• Supplied data:
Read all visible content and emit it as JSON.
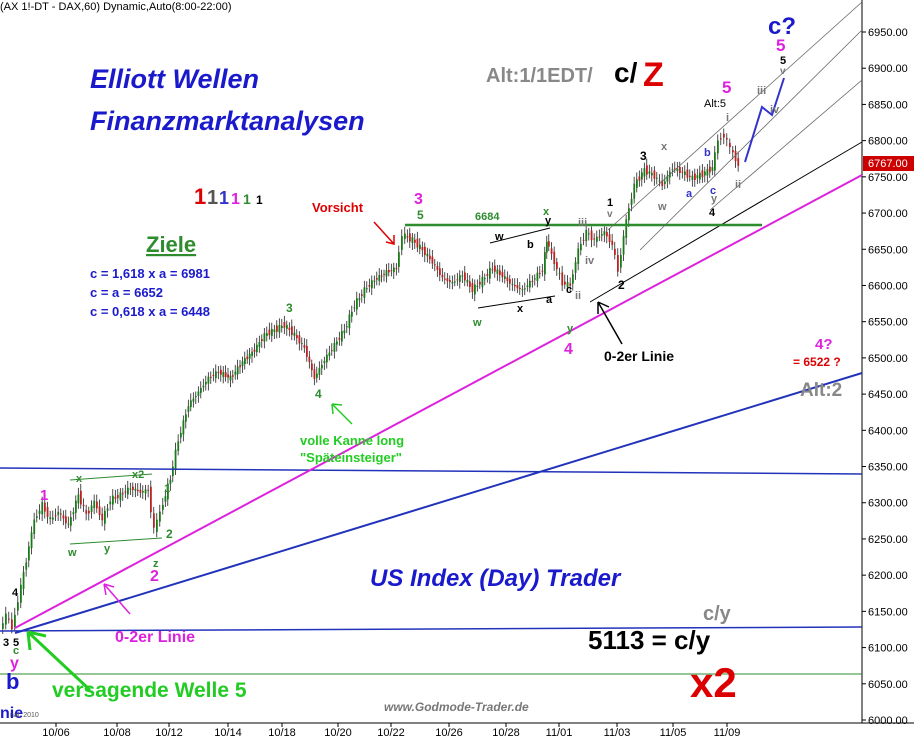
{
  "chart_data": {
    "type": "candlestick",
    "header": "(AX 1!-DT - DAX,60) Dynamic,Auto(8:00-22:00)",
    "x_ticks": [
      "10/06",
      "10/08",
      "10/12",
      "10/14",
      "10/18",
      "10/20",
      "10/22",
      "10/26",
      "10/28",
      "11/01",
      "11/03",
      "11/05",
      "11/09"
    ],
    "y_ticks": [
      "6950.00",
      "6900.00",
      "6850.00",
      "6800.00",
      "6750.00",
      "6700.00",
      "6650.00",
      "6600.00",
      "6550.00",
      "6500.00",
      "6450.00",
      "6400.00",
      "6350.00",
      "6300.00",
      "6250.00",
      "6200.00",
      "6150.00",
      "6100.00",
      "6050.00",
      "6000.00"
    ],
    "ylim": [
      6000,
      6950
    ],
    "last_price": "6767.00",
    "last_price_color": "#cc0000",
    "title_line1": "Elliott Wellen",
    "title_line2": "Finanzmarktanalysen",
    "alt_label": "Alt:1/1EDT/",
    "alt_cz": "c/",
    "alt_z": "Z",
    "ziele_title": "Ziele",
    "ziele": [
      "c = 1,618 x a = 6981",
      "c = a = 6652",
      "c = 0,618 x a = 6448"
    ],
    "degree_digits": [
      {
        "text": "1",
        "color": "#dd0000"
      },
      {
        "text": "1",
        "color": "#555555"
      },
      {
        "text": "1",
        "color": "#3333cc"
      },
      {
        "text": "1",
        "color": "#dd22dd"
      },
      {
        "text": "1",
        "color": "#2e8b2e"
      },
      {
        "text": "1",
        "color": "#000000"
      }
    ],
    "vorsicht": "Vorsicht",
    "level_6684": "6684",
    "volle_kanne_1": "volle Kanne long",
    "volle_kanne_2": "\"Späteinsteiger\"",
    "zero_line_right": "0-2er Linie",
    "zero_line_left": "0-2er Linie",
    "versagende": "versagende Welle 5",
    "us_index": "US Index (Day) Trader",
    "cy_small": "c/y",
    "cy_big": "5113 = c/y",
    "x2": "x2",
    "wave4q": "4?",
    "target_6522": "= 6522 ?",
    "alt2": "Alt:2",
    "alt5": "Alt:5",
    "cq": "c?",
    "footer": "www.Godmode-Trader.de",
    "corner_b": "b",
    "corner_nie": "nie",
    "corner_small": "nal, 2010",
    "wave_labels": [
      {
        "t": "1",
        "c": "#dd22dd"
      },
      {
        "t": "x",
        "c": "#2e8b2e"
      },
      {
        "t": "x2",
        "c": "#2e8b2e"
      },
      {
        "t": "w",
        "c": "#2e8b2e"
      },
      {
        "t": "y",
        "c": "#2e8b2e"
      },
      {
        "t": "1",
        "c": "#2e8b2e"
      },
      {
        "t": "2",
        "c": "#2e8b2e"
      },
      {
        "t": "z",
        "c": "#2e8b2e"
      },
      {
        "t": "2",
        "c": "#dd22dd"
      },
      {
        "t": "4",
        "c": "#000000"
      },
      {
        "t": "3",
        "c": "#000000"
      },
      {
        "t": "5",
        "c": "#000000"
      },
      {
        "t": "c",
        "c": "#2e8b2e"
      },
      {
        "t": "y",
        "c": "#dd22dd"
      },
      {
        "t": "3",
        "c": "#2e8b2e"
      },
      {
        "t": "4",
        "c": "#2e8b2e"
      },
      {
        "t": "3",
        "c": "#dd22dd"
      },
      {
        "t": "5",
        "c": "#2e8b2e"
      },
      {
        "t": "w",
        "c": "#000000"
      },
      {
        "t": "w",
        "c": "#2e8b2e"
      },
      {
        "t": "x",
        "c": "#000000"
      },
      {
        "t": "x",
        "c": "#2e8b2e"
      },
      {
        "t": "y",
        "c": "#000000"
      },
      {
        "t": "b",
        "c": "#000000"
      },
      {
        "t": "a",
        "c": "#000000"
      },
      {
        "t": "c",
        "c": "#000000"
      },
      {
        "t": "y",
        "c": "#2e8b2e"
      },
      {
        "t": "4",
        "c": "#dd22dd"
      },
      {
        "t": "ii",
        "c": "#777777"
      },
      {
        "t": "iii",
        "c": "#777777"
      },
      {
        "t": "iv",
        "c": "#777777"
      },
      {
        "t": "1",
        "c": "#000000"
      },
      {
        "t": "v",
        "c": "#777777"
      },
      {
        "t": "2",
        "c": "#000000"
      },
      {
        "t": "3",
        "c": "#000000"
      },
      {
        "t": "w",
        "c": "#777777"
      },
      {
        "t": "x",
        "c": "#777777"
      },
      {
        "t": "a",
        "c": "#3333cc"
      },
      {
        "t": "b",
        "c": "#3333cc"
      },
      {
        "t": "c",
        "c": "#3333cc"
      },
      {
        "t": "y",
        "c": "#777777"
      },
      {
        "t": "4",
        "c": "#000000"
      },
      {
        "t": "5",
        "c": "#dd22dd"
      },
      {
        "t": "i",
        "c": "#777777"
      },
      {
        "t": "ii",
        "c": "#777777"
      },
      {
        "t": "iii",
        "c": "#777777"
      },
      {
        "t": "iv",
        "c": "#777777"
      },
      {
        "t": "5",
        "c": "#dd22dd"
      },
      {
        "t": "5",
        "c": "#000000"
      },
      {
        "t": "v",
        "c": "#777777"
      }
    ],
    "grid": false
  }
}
...
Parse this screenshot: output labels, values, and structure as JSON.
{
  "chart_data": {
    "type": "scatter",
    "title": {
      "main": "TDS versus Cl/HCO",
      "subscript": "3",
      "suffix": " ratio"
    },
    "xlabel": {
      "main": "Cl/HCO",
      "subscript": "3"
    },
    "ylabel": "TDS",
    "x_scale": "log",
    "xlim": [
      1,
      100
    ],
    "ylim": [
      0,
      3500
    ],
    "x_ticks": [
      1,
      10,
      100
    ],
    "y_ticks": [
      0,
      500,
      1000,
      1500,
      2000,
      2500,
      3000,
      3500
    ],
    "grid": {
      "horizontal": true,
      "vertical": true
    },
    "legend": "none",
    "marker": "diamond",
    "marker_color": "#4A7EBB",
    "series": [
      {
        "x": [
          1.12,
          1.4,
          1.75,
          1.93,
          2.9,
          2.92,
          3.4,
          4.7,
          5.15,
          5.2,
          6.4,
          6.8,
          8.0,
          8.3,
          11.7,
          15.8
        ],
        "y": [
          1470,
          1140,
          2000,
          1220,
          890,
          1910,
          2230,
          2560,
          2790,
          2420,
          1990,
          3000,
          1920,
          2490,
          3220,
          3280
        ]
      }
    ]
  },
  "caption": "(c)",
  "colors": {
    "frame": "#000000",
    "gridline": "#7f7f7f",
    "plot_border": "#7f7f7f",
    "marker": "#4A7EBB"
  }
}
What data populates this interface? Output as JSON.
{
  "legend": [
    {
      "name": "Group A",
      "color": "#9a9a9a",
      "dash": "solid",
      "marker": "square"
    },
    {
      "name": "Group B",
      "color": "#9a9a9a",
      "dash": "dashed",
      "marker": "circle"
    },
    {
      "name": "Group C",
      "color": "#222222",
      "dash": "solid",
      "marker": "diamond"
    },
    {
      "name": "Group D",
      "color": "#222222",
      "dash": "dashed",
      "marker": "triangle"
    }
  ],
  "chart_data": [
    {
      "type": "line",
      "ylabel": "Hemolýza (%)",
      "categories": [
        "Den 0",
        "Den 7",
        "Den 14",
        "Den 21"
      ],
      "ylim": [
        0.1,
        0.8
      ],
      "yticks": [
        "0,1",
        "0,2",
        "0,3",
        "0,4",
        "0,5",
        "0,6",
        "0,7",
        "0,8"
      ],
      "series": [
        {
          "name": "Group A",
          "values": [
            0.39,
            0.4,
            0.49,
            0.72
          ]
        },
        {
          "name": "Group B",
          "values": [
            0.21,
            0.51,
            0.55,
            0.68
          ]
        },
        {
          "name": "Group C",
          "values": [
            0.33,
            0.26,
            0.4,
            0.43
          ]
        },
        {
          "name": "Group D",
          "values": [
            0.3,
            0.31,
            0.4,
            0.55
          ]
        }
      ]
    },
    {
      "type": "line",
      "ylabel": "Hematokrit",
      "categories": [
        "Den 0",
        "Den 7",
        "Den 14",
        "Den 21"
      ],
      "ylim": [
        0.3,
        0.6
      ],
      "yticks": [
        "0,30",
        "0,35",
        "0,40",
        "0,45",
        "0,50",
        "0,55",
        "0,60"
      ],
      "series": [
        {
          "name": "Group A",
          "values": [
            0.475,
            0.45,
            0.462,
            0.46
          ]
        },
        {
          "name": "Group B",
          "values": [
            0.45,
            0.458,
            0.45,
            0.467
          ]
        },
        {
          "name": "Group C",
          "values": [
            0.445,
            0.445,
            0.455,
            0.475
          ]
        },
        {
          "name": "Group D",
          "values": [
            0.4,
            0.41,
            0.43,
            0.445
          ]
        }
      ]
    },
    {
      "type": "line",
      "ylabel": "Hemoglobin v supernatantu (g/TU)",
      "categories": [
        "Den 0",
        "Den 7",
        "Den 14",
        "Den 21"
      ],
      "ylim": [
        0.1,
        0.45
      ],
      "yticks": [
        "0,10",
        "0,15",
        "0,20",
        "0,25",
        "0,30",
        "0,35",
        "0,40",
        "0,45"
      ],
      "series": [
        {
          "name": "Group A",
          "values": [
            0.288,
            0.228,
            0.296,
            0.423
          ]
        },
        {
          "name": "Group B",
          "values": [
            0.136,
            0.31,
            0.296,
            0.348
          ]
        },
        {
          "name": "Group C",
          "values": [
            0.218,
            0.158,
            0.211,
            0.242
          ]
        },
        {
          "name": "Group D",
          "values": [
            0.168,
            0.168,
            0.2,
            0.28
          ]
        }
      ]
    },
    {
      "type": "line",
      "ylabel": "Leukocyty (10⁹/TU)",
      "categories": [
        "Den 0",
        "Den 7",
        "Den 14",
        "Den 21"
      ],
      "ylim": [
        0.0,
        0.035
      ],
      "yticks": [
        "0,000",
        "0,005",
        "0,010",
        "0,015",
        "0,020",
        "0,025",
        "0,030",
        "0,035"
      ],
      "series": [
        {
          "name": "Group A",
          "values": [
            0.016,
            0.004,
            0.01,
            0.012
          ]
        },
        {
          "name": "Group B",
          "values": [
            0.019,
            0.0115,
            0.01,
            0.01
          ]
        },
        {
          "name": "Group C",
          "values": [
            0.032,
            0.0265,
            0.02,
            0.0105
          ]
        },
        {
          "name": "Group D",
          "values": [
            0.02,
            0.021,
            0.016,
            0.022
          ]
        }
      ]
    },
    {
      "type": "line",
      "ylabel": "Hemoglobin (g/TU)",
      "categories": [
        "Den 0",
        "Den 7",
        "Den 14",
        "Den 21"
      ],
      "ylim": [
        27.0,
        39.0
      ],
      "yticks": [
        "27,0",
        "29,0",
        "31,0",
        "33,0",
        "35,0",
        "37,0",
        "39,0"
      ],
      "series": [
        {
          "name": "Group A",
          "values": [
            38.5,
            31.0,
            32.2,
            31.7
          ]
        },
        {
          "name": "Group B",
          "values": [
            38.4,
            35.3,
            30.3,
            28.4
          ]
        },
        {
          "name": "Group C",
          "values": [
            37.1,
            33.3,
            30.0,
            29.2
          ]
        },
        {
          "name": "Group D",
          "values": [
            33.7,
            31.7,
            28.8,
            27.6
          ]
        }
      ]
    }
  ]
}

• What is being asked: Report how many lines in the data contain the word "JSON", with no words besides the number.

• Full solution: 3